**Aim of the exercise**. Copy every line from the material below that holds "энергоснабжающие".

**Dataset**.
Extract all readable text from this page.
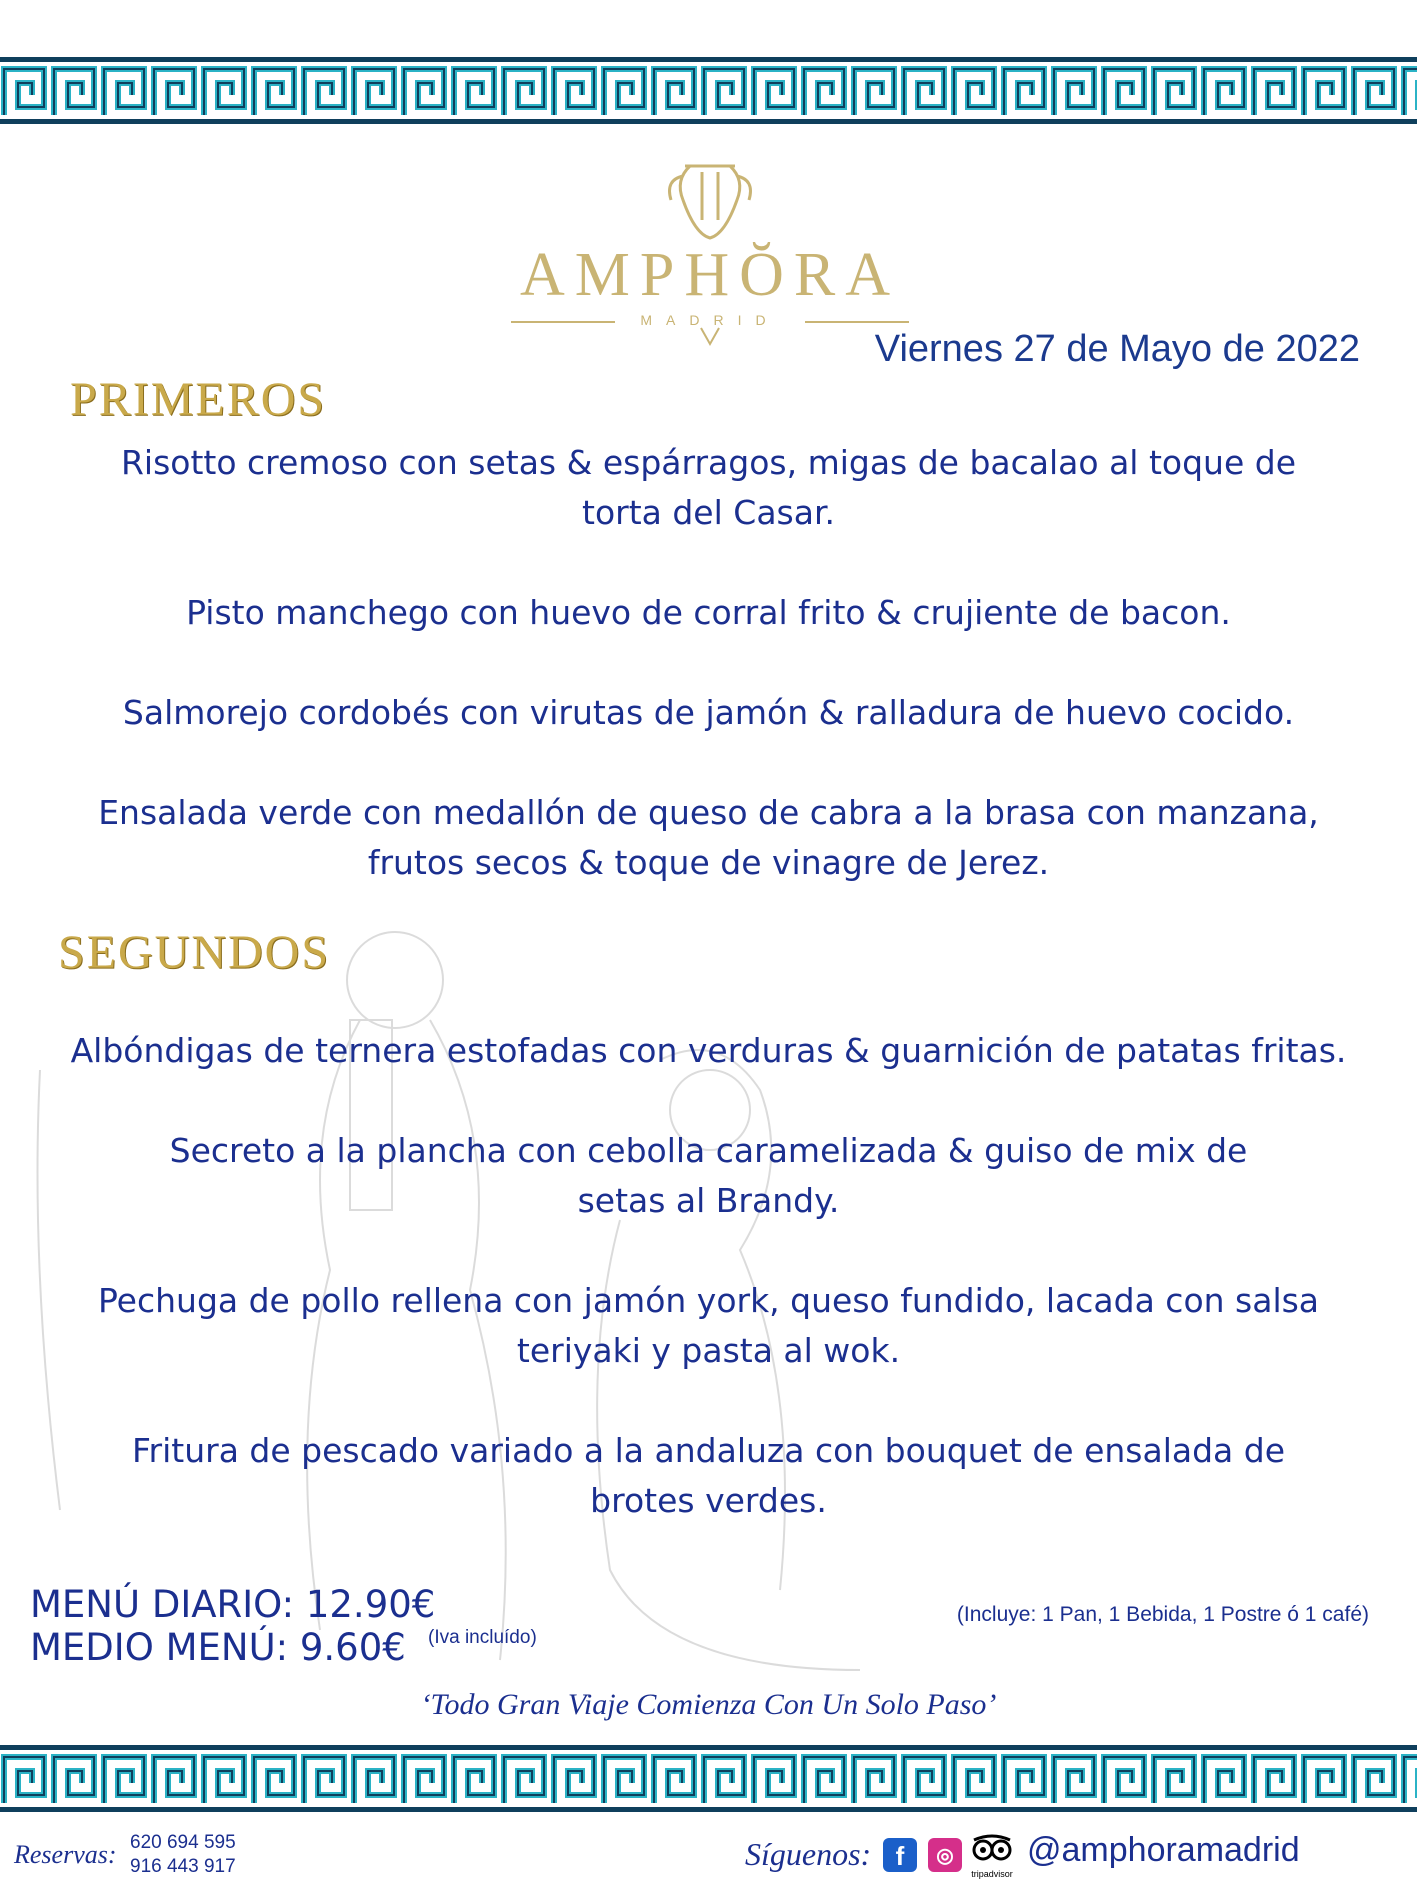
AMPHŎRA
MADRID
Viernes 27 de Mayo de 2022
PRIMEROS
Risotto cremoso con setas & espárragos, migas de bacalao al toque de
torta del Casar.
Pisto manchego con huevo de corral frito & crujiente de bacon.
Salmorejo cordobés con virutas de jamón & ralladura de huevo cocido.
Ensalada verde con medallón de queso de cabra a la brasa con manzana,
frutos secos & toque de vinagre de Jerez.
SEGUNDOS
Albóndigas de ternera estofadas con verduras & guarnición de patatas fritas.
Secreto a la plancha con cebolla caramelizada & guiso de mix de
setas al Brandy.
Pechuga de pollo rellena con jamón york, queso fundido, lacada con salsa
teriyaki y pasta al wok.
Fritura de pescado variado a la andaluza con bouquet de ensalada de
brotes verdes.
MENÚ DIARIO: 12.90€
MEDIO MENÚ: 9.60€ (Iva incluído)
(Incluye: 1 Pan, 1 Bebida, 1 Postre ó 1 café)
‘Todo Gran Viaje Comienza Con Un Solo Paso’
Reservas: 620 694 595
916 443 917	Síguenos: f	◎
tripadvisor
@amphoramadrid
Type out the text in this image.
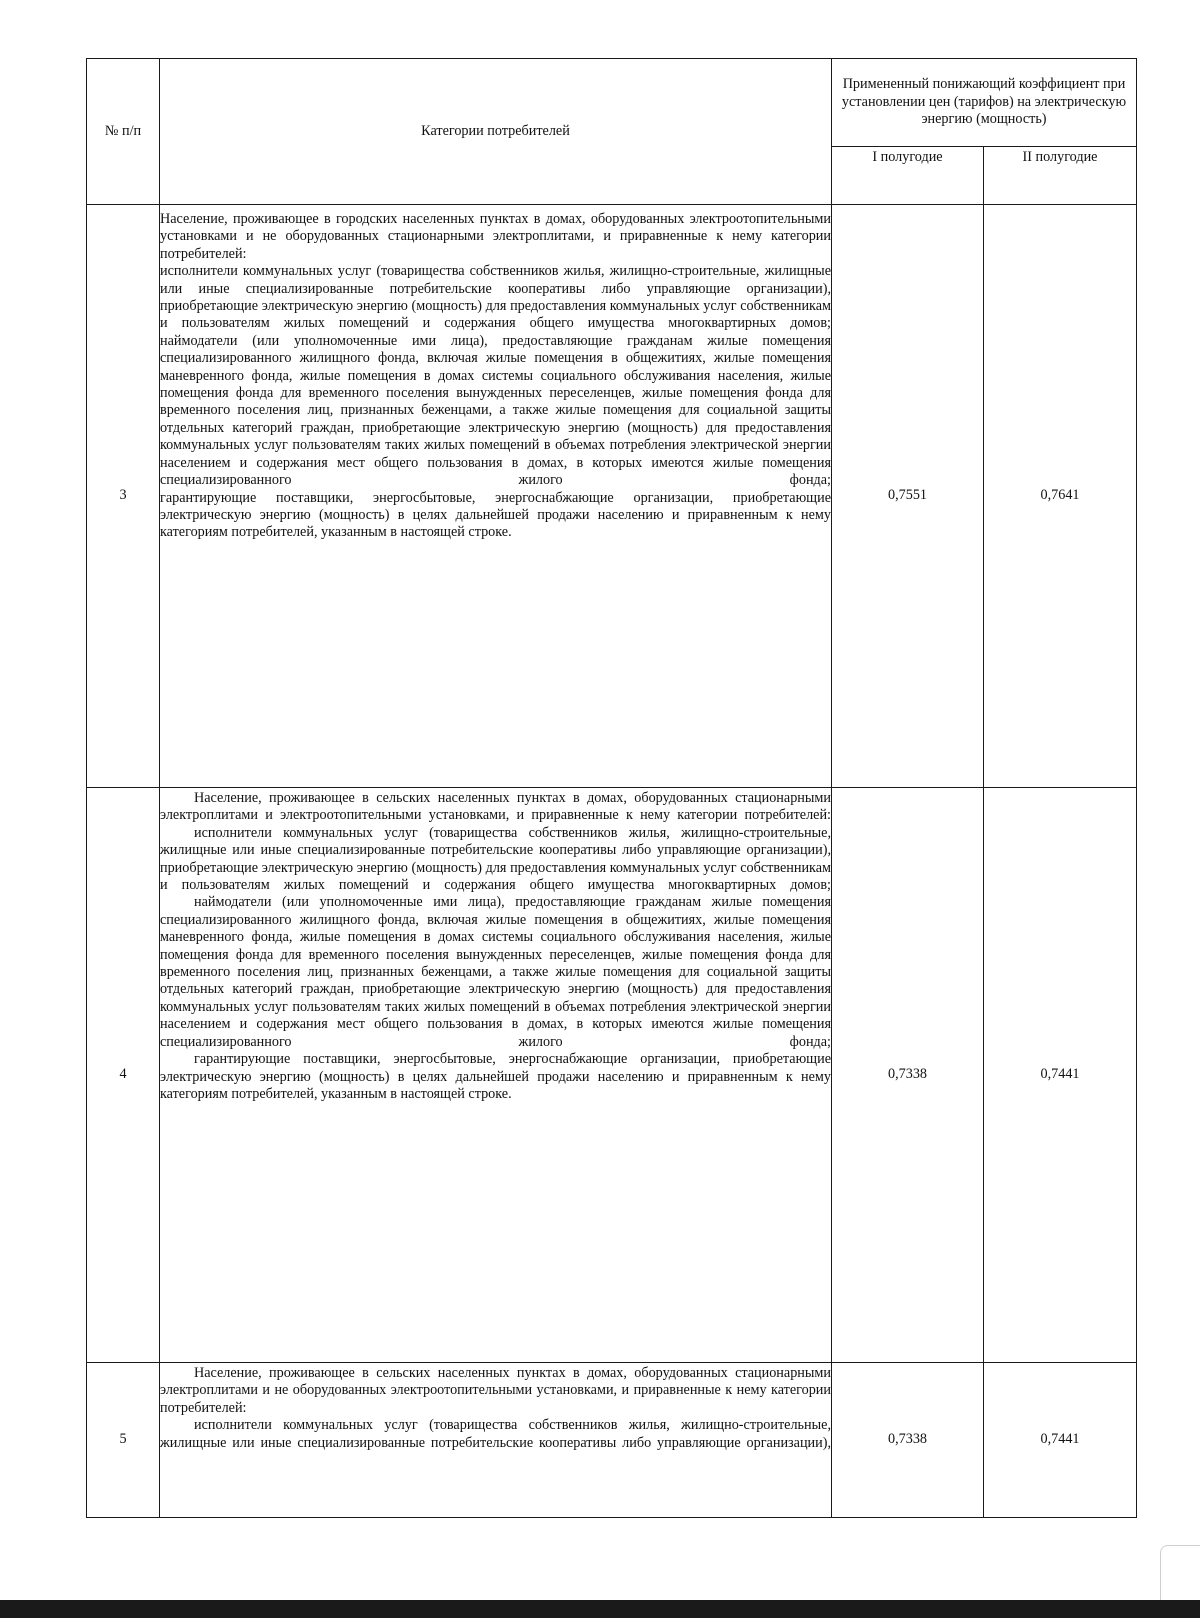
№ п/п	Категории потребителей	Примененный понижающий коэффициент при установлении цен (тарифов) на электрическую энергию (мощность)	
		I полугодие	II полугодие
3	Население, проживающее в городских населенных пунктах в домах, оборудованных электроотопительными установками и не оборудованных стационарными электроплитами, и приравненные к нему категории потребителей:

исполнители коммунальных услуг (товарищества собственников жилья, жилищно-строительные, жилищные или иные специализированные потребительские кооперативы либо управляющие организации), приобретающие электрическую энергию (мощность) для предоставления коммунальных услуг собственникам и пользователям жилых помещений и содержания общего имущества многоквартирных домов;

наймодатели (или уполномоченные ими лица), предоставляющие гражданам жилые помещения специализированного жилищного фонда, включая жилые помещения в общежитиях, жилые помещения маневренного фонда, жилые помещения в домах системы социального обслуживания населения, жилые помещения фонда для временного поселения вынужденных переселенцев, жилые помещения фонда для временного поселения лиц, признанных беженцами, а также жилые помещения для социальной защиты отдельных категорий граждан, приобретающие электрическую энергию (мощность) для предоставления коммунальных услуг пользователям таких жилых помещений в объемах потребления электрической энергии населением и содержания мест общего пользования в домах, в которых имеются жилые помещения специализированного жилого фонда;

гарантирующие поставщики, энергосбытовые, энергоснабжающие организации, приобретающие электрическую энергию (мощность) в целях дальнейшей продажи населению и приравненным к нему категориям потребителей, указанным в настоящей строке.	0,7551	0,7641
4	Население, проживающее в сельских населенных пунктах в домах, оборудованных стационарными электроплитами и электроотопительными установками, и приравненные к нему категории потребителей:

исполнители коммунальных услуг (товарищества собственников жилья, жилищно-строительные, жилищные или иные специализированные потребительские кооперативы либо управляющие организации), приобретающие электрическую энергию (мощность) для предоставления коммунальных услуг собственникам и пользователям жилых помещений и содержания общего имущества многоквартирных домов;

наймодатели (или уполномоченные ими лица), предоставляющие гражданам жилые помещения специализированного жилищного фонда, включая жилые помещения в общежитиях, жилые помещения маневренного фонда, жилые помещения в домах системы социального обслуживания населения, жилые помещения фонда для временного поселения вынужденных переселенцев, жилые помещения фонда для временного поселения лиц, признанных беженцами, а также жилые помещения для социальной защиты отдельных категорий граждан, приобретающие электрическую энергию (мощность) для предоставления коммунальных услуг пользователям таких жилых помещений в объемах потребления электрической энергии населением и содержания мест общего пользования в домах, в которых имеются жилые помещения специализированного жилого фонда;

гарантирующие поставщики, энергосбытовые, энергоснабжающие организации, приобретающие электрическую энергию (мощность) в целях дальнейшей продажи населению и приравненным к нему категориям потребителей, указанным в настоящей строке.	0,7338	0,7441
5	Население, проживающее в сельских населенных пунктах в домах, оборудованных стационарными электроплитами и не оборудованных электроотопительными установками, и приравненные к нему категории потребителей:

исполнители коммунальных услуг (товарищества собственников жилья, жилищно-строительные, жилищные или иные специализированные потребительские кооперативы либо управляющие организации),	0,7338	0,7441
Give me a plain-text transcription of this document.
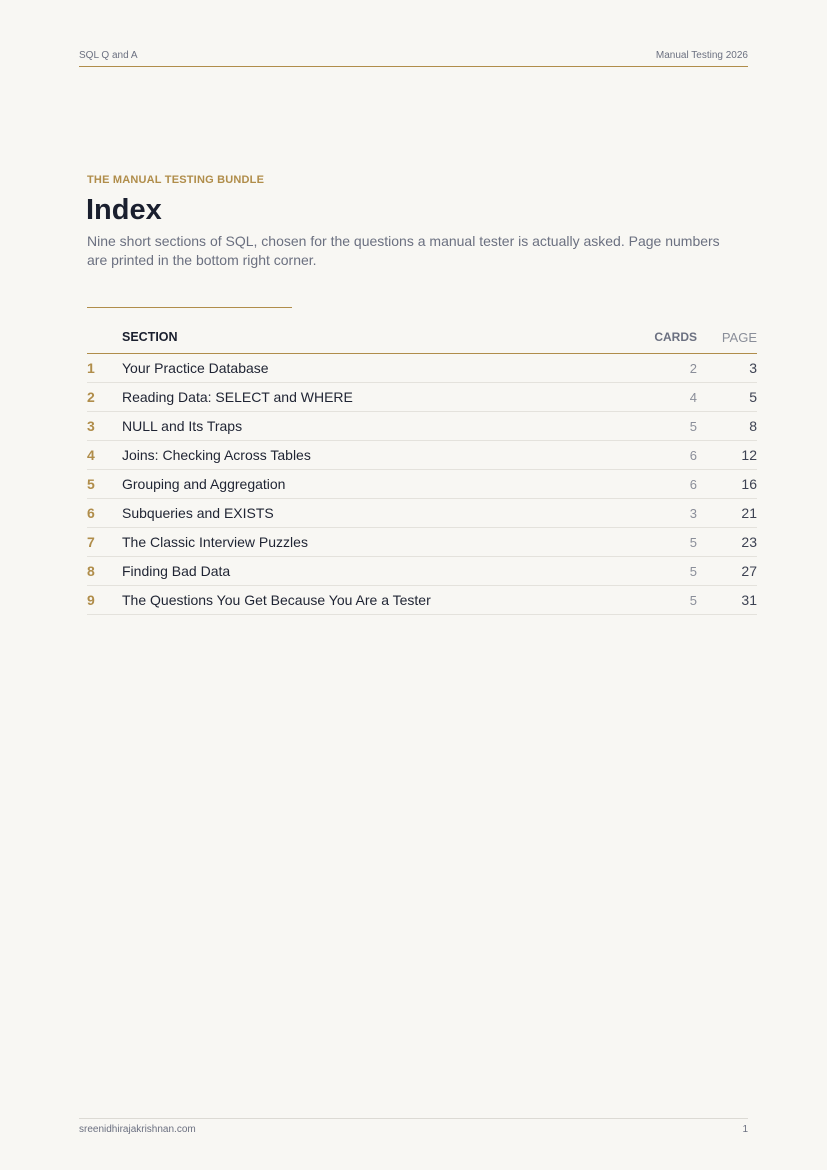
SQL Q and A	Manual Testing 2026
THE MANUAL TESTING BUNDLE
Index

Nine short sections of SQL, chosen for the questions a manual tester is actually asked. Page numbers are printed in the bottom right corner.

	SECTION	CARDS	PAGE
1	Your Practice Database	2	3
2	Reading Data: SELECT and WHERE	4	5
3	NULL and Its Traps	5	8
4	Joins: Checking Across Tables	6	12
5	Grouping and Aggregation	6	16
6	Subqueries and EXISTS	3	21
7	The Classic Interview Puzzles	5	23
8	Finding Bad Data	5	27
9	The Questions You Get Because You Are a Tester	5	31
sreenidhirajakrishnan.com	1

**Answer in full**.
гарантирующие поставщики, энергосбытовые, энергоснабжающие организации, приобретающие электрическую энергию (мощность) в целях дальнейшей продажи населению и приравненным к нему категориям потребителей, указанным в настоящей строке.	0,7551	0,7641
гарантирующие поставщики, энергосбытовые, энергоснабжающие организации, приобретающие электрическую энергию (мощность) в целях дальнейшей продажи населению и приравненным к нему категориям потребителей, указанным в настоящей строке.	0,7338	0,7441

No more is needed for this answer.